> **Task to complete**: Write out the whole listing exactly as it stands.

> **Extracted data**:
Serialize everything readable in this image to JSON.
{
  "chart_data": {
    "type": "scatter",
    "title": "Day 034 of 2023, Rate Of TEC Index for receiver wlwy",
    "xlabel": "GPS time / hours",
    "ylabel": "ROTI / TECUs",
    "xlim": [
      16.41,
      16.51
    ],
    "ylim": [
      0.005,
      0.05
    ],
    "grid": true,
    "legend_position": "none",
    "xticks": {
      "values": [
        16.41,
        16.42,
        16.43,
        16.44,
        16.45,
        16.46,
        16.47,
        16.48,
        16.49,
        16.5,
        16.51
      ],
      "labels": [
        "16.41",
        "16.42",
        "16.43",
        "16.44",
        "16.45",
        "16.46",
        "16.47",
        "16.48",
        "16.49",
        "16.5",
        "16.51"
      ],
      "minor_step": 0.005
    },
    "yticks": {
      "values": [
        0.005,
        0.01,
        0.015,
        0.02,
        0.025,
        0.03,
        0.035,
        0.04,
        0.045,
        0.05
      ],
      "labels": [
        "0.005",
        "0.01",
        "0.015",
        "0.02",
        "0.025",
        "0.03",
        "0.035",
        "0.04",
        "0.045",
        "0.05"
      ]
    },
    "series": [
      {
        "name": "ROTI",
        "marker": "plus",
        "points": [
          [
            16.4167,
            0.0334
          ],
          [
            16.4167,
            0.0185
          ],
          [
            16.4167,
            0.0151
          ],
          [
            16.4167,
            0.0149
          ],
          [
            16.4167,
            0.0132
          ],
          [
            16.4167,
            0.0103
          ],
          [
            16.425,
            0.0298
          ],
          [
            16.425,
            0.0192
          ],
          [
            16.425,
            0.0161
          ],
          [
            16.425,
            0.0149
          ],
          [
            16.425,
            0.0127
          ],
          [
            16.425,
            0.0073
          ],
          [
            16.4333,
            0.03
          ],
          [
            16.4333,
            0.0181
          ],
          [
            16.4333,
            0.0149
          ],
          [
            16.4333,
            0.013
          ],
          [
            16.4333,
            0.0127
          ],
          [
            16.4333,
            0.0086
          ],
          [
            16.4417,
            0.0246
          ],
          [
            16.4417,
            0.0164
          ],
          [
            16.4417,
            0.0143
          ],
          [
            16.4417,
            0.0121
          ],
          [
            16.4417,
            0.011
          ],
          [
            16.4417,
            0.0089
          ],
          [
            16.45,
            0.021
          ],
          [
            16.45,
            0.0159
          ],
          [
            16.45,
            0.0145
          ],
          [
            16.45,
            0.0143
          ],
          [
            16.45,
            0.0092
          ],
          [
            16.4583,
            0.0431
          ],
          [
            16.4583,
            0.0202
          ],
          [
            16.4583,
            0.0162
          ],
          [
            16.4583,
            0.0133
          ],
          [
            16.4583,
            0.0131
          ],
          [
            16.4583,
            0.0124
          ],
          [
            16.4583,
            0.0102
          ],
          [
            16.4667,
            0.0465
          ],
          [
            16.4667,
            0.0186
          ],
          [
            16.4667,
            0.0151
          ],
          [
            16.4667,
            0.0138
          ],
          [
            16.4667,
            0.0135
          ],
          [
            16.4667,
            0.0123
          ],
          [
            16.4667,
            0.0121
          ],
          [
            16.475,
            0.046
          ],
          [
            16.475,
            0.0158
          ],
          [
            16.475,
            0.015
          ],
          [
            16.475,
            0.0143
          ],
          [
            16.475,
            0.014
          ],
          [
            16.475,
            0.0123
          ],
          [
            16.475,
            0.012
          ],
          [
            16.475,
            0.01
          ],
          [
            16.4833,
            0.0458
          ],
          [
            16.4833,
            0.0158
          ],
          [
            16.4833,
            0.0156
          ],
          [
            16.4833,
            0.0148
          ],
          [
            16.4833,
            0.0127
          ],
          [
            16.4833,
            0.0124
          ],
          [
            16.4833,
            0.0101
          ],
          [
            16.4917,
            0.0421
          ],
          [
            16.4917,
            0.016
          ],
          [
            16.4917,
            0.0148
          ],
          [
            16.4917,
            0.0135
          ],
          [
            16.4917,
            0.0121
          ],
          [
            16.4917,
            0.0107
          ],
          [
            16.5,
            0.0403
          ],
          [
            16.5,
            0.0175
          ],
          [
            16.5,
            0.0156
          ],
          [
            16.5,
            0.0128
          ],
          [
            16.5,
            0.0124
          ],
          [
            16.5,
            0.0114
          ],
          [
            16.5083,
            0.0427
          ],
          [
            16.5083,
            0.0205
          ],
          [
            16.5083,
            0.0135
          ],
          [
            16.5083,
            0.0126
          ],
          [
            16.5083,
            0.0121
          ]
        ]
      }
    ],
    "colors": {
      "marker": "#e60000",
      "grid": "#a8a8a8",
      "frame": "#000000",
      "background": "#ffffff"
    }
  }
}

> **Result for this exercise**:
Serialize everything readable in this image to JSON.
{
  "chart_data": {
    "type": "scatter",
    "title": "Day 034 of 2023, Rate Of TEC Index for receiver wlwy",
    "xlabel": "GPS time / hours",
    "ylabel": "ROTI / TECUs",
    "xlim": [
      16.41,
      16.51
    ],
    "ylim": [
      0.005,
      0.05
    ],
    "grid": true,
    "legend_position": "none",
    "xticks": {
      "values": [
        16.41,
        16.42,
        16.43,
        16.44,
        16.45,
        16.46,
        16.47,
        16.48,
        16.49,
        16.5,
        16.51
      ],
      "labels": [
        "16.41",
        "16.42",
        "16.43",
        "16.44",
        "16.45",
        "16.46",
        "16.47",
        "16.48",
        "16.49",
        "16.5",
        "16.51"
      ],
      "minor_step": 0.005
    },
    "yticks": {
      "values": [
        0.005,
        0.01,
        0.015,
        0.02,
        0.025,
        0.03,
        0.035,
        0.04,
        0.045,
        0.05
      ],
      "labels": [
        "0.005",
        "0.01",
        "0.015",
        "0.02",
        "0.025",
        "0.03",
        "0.035",
        "0.04",
        "0.045",
        "0.05"
      ]
    },
    "series": [
      {
        "name": "ROTI",
        "marker": "plus",
        "points": [
          [
            16.4167,
            0.0334
          ],
          [
            16.4167,
            0.0185
          ],
          [
            16.4167,
            0.0151
          ],
          [
            16.4167,
            0.0149
          ],
          [
            16.4167,
            0.0132
          ],
          [
            16.4167,
            0.0103
          ],
          [
            16.425,
            0.0298
          ],
          [
            16.425,
            0.0192
          ],
          [
            16.425,
            0.0161
          ],
          [
            16.425,
            0.0149
          ],
          [
            16.425,
            0.0127
          ],
          [
            16.425,
            0.0073
          ],
          [
            16.4333,
            0.03
          ],
          [
            16.4333,
            0.0181
          ],
          [
            16.4333,
            0.0149
          ],
          [
            16.4333,
            0.013
          ],
          [
            16.4333,
            0.0127
          ],
          [
            16.4333,
            0.0086
          ],
          [
            16.4417,
            0.0246
          ],
          [
            16.4417,
            0.0164
          ],
          [
            16.4417,
            0.0143
          ],
          [
            16.4417,
            0.0121
          ],
          [
            16.4417,
            0.011
          ],
          [
            16.4417,
            0.0089
          ],
          [
            16.45,
            0.021
          ],
          [
            16.45,
            0.0159
          ],
          [
            16.45,
            0.0145
          ],
          [
            16.45,
            0.0143
          ],
          [
            16.45,
            0.0092
          ],
          [
            16.4583,
            0.0431
          ],
          [
            16.4583,
            0.0202
          ],
          [
            16.4583,
            0.0162
          ],
          [
            16.4583,
            0.0133
          ],
          [
            16.4583,
            0.0131
          ],
          [
            16.4583,
            0.0124
          ],
          [
            16.4583,
            0.0102
          ],
          [
            16.4667,
            0.0465
          ],
          [
            16.4667,
            0.0186
          ],
          [
            16.4667,
            0.0151
          ],
          [
            16.4667,
            0.0138
          ],
          [
            16.4667,
            0.0135
          ],
          [
            16.4667,
            0.0123
          ],
          [
            16.4667,
            0.0121
          ],
          [
            16.475,
            0.046
          ],
          [
            16.475,
            0.0158
          ],
          [
            16.475,
            0.015
          ],
          [
            16.475,
            0.0143
          ],
          [
            16.475,
            0.014
          ],
          [
            16.475,
            0.0123
          ],
          [
            16.475,
            0.012
          ],
          [
            16.475,
            0.01
          ],
          [
            16.4833,
            0.0458
          ],
          [
            16.4833,
            0.0158
          ],
          [
            16.4833,
            0.0156
          ],
          [
            16.4833,
            0.0148
          ],
          [
            16.4833,
            0.0127
          ],
          [
            16.4833,
            0.0124
          ],
          [
            16.4833,
            0.0101
          ],
          [
            16.4917,
            0.0421
          ],
          [
            16.4917,
            0.016
          ],
          [
            16.4917,
            0.0148
          ],
          [
            16.4917,
            0.0135
          ],
          [
            16.4917,
            0.0121
          ],
          [
            16.4917,
            0.0107
          ],
          [
            16.5,
            0.0403
          ],
          [
            16.5,
            0.0175
          ],
          [
            16.5,
            0.0156
          ],
          [
            16.5,
            0.0128
          ],
          [
            16.5,
            0.0124
          ],
          [
            16.5,
            0.0114
          ],
          [
            16.5083,
            0.0427
          ],
          [
            16.5083,
            0.0205
          ],
          [
            16.5083,
            0.0135
          ],
          [
            16.5083,
            0.0126
          ],
          [
            16.5083,
            0.0121
          ]
        ]
      }
    ],
    "colors": {
      "marker": "#e60000",
      "grid": "#a8a8a8",
      "frame": "#000000",
      "background": "#ffffff"
    }
  }
}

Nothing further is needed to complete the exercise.